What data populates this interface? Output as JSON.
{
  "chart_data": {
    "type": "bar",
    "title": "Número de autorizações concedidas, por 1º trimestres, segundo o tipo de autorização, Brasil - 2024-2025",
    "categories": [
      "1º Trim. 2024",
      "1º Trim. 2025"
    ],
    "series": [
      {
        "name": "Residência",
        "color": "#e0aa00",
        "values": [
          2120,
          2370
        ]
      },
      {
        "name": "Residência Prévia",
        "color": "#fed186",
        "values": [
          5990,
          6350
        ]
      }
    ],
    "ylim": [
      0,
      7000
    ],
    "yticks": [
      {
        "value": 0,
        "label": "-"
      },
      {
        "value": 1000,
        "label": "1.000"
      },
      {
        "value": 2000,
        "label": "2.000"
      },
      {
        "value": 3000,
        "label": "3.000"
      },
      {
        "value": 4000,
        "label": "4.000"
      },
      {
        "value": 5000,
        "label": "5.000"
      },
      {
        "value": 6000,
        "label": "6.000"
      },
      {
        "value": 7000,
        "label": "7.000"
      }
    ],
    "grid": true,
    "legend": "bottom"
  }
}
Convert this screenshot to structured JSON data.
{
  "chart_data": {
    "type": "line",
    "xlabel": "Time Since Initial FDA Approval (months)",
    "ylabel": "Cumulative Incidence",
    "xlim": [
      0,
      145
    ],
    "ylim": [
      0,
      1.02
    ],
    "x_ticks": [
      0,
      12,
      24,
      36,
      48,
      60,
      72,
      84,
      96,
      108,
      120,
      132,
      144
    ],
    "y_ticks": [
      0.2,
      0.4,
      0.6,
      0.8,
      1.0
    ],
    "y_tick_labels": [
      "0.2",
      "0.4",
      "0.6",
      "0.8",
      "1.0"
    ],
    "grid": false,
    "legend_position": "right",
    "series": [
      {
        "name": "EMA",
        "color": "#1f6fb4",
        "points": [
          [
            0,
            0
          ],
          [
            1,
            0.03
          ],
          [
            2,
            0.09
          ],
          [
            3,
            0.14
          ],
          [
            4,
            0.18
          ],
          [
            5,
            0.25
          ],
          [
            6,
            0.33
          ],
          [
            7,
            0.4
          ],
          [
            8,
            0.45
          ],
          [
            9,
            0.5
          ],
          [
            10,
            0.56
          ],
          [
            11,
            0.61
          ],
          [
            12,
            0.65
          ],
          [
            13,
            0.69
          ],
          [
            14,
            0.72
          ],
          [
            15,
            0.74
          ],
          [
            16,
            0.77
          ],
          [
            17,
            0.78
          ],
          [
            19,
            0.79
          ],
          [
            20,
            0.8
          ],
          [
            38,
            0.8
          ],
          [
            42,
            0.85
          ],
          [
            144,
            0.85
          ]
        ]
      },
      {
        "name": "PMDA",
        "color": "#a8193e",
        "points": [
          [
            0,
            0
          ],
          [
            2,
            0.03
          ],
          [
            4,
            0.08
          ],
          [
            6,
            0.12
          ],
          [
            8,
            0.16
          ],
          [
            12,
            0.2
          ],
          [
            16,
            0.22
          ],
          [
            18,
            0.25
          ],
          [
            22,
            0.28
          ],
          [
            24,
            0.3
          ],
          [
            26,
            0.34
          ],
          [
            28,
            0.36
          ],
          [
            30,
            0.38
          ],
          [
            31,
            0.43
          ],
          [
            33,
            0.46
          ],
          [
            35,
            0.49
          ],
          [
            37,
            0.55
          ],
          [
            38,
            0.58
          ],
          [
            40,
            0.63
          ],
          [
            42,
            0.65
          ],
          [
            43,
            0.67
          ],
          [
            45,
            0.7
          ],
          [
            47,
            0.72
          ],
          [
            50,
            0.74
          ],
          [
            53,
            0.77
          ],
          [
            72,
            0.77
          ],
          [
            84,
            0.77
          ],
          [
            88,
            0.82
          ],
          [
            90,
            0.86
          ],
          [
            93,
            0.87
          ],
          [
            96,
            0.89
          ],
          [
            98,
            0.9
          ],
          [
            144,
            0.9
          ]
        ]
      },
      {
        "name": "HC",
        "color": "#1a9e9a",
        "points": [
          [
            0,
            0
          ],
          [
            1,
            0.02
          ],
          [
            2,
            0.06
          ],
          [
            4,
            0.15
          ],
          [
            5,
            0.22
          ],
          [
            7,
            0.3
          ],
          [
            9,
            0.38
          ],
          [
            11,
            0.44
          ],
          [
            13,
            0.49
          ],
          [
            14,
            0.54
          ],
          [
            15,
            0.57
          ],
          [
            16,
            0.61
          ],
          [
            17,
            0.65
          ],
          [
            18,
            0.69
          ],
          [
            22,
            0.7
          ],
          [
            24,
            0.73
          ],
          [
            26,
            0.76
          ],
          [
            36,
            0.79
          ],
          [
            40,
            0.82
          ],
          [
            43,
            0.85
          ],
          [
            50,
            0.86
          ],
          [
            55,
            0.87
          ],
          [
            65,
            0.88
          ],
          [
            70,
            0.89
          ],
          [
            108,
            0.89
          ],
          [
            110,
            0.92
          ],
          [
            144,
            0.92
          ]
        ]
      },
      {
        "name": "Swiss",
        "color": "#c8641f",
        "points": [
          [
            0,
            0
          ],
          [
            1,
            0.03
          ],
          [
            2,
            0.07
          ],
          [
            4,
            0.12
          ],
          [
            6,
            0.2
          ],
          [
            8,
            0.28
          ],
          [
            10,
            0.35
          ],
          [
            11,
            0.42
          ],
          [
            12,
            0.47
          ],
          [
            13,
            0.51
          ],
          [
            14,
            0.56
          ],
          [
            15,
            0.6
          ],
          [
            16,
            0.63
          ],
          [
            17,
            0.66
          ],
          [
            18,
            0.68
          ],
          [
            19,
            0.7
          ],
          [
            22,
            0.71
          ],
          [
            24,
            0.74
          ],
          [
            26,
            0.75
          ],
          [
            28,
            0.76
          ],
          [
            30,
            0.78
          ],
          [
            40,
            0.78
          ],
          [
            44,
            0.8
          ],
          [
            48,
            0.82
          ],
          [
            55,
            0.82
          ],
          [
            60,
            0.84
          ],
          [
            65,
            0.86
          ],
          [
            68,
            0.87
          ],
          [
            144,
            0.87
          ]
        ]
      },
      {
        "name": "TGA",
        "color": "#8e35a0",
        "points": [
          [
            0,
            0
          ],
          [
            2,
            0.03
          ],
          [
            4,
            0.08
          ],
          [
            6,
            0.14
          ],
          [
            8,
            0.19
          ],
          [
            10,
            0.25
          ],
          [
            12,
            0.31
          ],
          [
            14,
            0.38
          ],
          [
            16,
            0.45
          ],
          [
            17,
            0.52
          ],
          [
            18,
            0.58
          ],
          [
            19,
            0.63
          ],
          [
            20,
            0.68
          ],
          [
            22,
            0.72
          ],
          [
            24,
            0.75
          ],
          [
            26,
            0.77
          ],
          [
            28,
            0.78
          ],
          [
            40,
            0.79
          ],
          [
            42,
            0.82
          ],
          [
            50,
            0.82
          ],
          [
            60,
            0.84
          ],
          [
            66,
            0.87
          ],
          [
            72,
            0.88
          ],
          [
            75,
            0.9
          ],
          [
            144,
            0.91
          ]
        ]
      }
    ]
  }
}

# # # #

Task requirements → Please restate the data word for word, every record included.

Task result →
What data populates this interface? Output as JSON.
{
  "chart_data": {
    "type": "bar",
    "title": "Número de autorizações concedidas, por 1º trimestres, segundo o tipo de autorização, Brasil - 2024-2025",
    "categories": [
      "1º Trim. 2024",
      "1º Trim. 2025"
    ],
    "series": [
      {
        "name": "Residência",
        "color": "#e0aa00",
        "values": [
          2120,
          2370
        ]
      },
      {
        "name": "Residência Prévia",
        "color": "#fed186",
        "values": [
          5990,
          6350
        ]
      }
    ],
    "ylim": [
      0,
      7000
    ],
    "yticks": [
      {
        "value": 0,
        "label": "-"
      },
      {
        "value": 1000,
        "label": "1.000"
      },
      {
        "value": 2000,
        "label": "2.000"
      },
      {
        "value": 3000,
        "label": "3.000"
      },
      {
        "value": 4000,
        "label": "4.000"
      },
      {
        "value": 5000,
        "label": "5.000"
      },
      {
        "value": 6000,
        "label": "6.000"
      },
      {
        "value": 7000,
        "label": "7.000"
      }
    ],
    "grid": true,
    "legend": "bottom"
  }
}
Convert this screenshot to structured JSON data.
{
  "chart_data": {
    "type": "line",
    "xlabel": "Time Since Initial FDA Approval (months)",
    "ylabel": "Cumulative Incidence",
    "xlim": [
      0,
      145
    ],
    "ylim": [
      0,
      1.02
    ],
    "x_ticks": [
      0,
      12,
      24,
      36,
      48,
      60,
      72,
      84,
      96,
      108,
      120,
      132,
      144
    ],
    "y_ticks": [
      0.2,
      0.4,
      0.6,
      0.8,
      1.0
    ],
    "y_tick_labels": [
      "0.2",
      "0.4",
      "0.6",
      "0.8",
      "1.0"
    ],
    "grid": false,
    "legend_position": "right",
    "series": [
      {
        "name": "EMA",
        "color": "#1f6fb4",
        "points": [
          [
            0,
            0
          ],
          [
            1,
            0.03
          ],
          [
            2,
            0.09
          ],
          [
            3,
            0.14
          ],
          [
            4,
            0.18
          ],
          [
            5,
            0.25
          ],
          [
            6,
            0.33
          ],
          [
            7,
            0.4
          ],
          [
            8,
            0.45
          ],
          [
            9,
            0.5
          ],
          [
            10,
            0.56
          ],
          [
            11,
            0.61
          ],
          [
            12,
            0.65
          ],
          [
            13,
            0.69
          ],
          [
            14,
            0.72
          ],
          [
            15,
            0.74
          ],
          [
            16,
            0.77
          ],
          [
            17,
            0.78
          ],
          [
            19,
            0.79
          ],
          [
            20,
            0.8
          ],
          [
            38,
            0.8
          ],
          [
            42,
            0.85
          ],
          [
            144,
            0.85
          ]
        ]
      },
      {
        "name": "PMDA",
        "color": "#a8193e",
        "points": [
          [
            0,
            0
          ],
          [
            2,
            0.03
          ],
          [
            4,
            0.08
          ],
          [
            6,
            0.12
          ],
          [
            8,
            0.16
          ],
          [
            12,
            0.2
          ],
          [
            16,
            0.22
          ],
          [
            18,
            0.25
          ],
          [
            22,
            0.28
          ],
          [
            24,
            0.3
          ],
          [
            26,
            0.34
          ],
          [
            28,
            0.36
          ],
          [
            30,
            0.38
          ],
          [
            31,
            0.43
          ],
          [
            33,
            0.46
          ],
          [
            35,
            0.49
          ],
          [
            37,
            0.55
          ],
          [
            38,
            0.58
          ],
          [
            40,
            0.63
          ],
          [
            42,
            0.65
          ],
          [
            43,
            0.67
          ],
          [
            45,
            0.7
          ],
          [
            47,
            0.72
          ],
          [
            50,
            0.74
          ],
          [
            53,
            0.77
          ],
          [
            72,
            0.77
          ],
          [
            84,
            0.77
          ],
          [
            88,
            0.82
          ],
          [
            90,
            0.86
          ],
          [
            93,
            0.87
          ],
          [
            96,
            0.89
          ],
          [
            98,
            0.9
          ],
          [
            144,
            0.9
          ]
        ]
      },
      {
        "name": "HC",
        "color": "#1a9e9a",
        "points": [
          [
            0,
            0
          ],
          [
            1,
            0.02
          ],
          [
            2,
            0.06
          ],
          [
            4,
            0.15
          ],
          [
            5,
            0.22
          ],
          [
            7,
            0.3
          ],
          [
            9,
            0.38
          ],
          [
            11,
            0.44
          ],
          [
            13,
            0.49
          ],
          [
            14,
            0.54
          ],
          [
            15,
            0.57
          ],
          [
            16,
            0.61
          ],
          [
            17,
            0.65
          ],
          [
            18,
            0.69
          ],
          [
            22,
            0.7
          ],
          [
            24,
            0.73
          ],
          [
            26,
            0.76
          ],
          [
            36,
            0.79
          ],
          [
            40,
            0.82
          ],
          [
            43,
            0.85
          ],
          [
            50,
            0.86
          ],
          [
            55,
            0.87
          ],
          [
            65,
            0.88
          ],
          [
            70,
            0.89
          ],
          [
            108,
            0.89
          ],
          [
            110,
            0.92
          ],
          [
            144,
            0.92
          ]
        ]
      },
      {
        "name": "Swiss",
        "color": "#c8641f",
        "points": [
          [
            0,
            0
          ],
          [
            1,
            0.03
          ],
          [
            2,
            0.07
          ],
          [
            4,
            0.12
          ],
          [
            6,
            0.2
          ],
          [
            8,
            0.28
          ],
          [
            10,
            0.35
          ],
          [
            11,
            0.42
          ],
          [
            12,
            0.47
          ],
          [
            13,
            0.51
          ],
          [
            14,
            0.56
          ],
          [
            15,
            0.6
          ],
          [
            16,
            0.63
          ],
          [
            17,
            0.66
          ],
          [
            18,
            0.68
          ],
          [
            19,
            0.7
          ],
          [
            22,
            0.71
          ],
          [
            24,
            0.74
          ],
          [
            26,
            0.75
          ],
          [
            28,
            0.76
          ],
          [
            30,
            0.78
          ],
          [
            40,
            0.78
          ],
          [
            44,
            0.8
          ],
          [
            48,
            0.82
          ],
          [
            55,
            0.82
          ],
          [
            60,
            0.84
          ],
          [
            65,
            0.86
          ],
          [
            68,
            0.87
          ],
          [
            144,
            0.87
          ]
        ]
      },
      {
        "name": "TGA",
        "color": "#8e35a0",
        "points": [
          [
            0,
            0
          ],
          [
            2,
            0.03
          ],
          [
            4,
            0.08
          ],
          [
            6,
            0.14
          ],
          [
            8,
            0.19
          ],
          [
            10,
            0.25
          ],
          [
            12,
            0.31
          ],
          [
            14,
            0.38
          ],
          [
            16,
            0.45
          ],
          [
            17,
            0.52
          ],
          [
            18,
            0.58
          ],
          [
            19,
            0.63
          ],
          [
            20,
            0.68
          ],
          [
            22,
            0.72
          ],
          [
            24,
            0.75
          ],
          [
            26,
            0.77
          ],
          [
            28,
            0.78
          ],
          [
            40,
            0.79
          ],
          [
            42,
            0.82
          ],
          [
            50,
            0.82
          ],
          [
            60,
            0.84
          ],
          [
            66,
            0.87
          ],
          [
            72,
            0.88
          ],
          [
            75,
            0.9
          ],
          [
            144,
            0.91
          ]
        ]
      }
    ]
  }
}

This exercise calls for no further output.